__What you are asked to do__
Return the records in full, exactly as given.

__Material for this task__
+ + + + +
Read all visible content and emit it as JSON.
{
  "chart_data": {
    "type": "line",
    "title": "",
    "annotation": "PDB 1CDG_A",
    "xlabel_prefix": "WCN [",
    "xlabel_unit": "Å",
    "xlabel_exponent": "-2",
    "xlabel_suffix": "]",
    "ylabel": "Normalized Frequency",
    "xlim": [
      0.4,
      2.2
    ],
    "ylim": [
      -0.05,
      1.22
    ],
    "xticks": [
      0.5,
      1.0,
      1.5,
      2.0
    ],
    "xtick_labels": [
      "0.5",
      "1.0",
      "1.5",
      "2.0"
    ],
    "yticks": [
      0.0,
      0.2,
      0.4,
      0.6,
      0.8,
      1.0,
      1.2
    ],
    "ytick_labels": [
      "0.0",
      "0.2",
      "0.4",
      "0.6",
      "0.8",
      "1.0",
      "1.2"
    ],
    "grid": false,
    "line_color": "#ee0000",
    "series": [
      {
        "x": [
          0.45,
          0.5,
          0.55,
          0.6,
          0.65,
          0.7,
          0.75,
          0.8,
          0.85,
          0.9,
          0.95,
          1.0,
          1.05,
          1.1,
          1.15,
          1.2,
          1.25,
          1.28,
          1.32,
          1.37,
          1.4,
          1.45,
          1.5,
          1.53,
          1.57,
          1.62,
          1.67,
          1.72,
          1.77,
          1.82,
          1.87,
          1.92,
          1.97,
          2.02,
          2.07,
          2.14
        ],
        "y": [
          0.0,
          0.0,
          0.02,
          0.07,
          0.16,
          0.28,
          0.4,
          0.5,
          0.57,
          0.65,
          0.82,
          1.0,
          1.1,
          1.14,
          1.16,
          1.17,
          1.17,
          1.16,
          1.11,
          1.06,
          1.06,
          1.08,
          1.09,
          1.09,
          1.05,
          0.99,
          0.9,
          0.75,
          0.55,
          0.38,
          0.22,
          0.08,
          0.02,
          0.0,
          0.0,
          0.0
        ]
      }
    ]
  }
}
+ + + + +
__Solution to this exercise__
Read all visible content and emit it as JSON.
{
  "chart_data": {
    "type": "line",
    "title": "",
    "annotation": "PDB 1CDG_A",
    "xlabel_prefix": "WCN [",
    "xlabel_unit": "Å",
    "xlabel_exponent": "-2",
    "xlabel_suffix": "]",
    "ylabel": "Normalized Frequency",
    "xlim": [
      0.4,
      2.2
    ],
    "ylim": [
      -0.05,
      1.22
    ],
    "xticks": [
      0.5,
      1.0,
      1.5,
      2.0
    ],
    "xtick_labels": [
      "0.5",
      "1.0",
      "1.5",
      "2.0"
    ],
    "yticks": [
      0.0,
      0.2,
      0.4,
      0.6,
      0.8,
      1.0,
      1.2
    ],
    "ytick_labels": [
      "0.0",
      "0.2",
      "0.4",
      "0.6",
      "0.8",
      "1.0",
      "1.2"
    ],
    "grid": false,
    "line_color": "#ee0000",
    "series": [
      {
        "x": [
          0.45,
          0.5,
          0.55,
          0.6,
          0.65,
          0.7,
          0.75,
          0.8,
          0.85,
          0.9,
          0.95,
          1.0,
          1.05,
          1.1,
          1.15,
          1.2,
          1.25,
          1.28,
          1.32,
          1.37,
          1.4,
          1.45,
          1.5,
          1.53,
          1.57,
          1.62,
          1.67,
          1.72,
          1.77,
          1.82,
          1.87,
          1.92,
          1.97,
          2.02,
          2.07,
          2.14
        ],
        "y": [
          0.0,
          0.0,
          0.02,
          0.07,
          0.16,
          0.28,
          0.4,
          0.5,
          0.57,
          0.65,
          0.82,
          1.0,
          1.1,
          1.14,
          1.16,
          1.17,
          1.17,
          1.16,
          1.11,
          1.06,
          1.06,
          1.08,
          1.09,
          1.09,
          1.05,
          0.99,
          0.9,
          0.75,
          0.55,
          0.38,
          0.22,
          0.08,
          0.02,
          0.0,
          0.0,
          0.0
        ]
      }
    ]
  }
}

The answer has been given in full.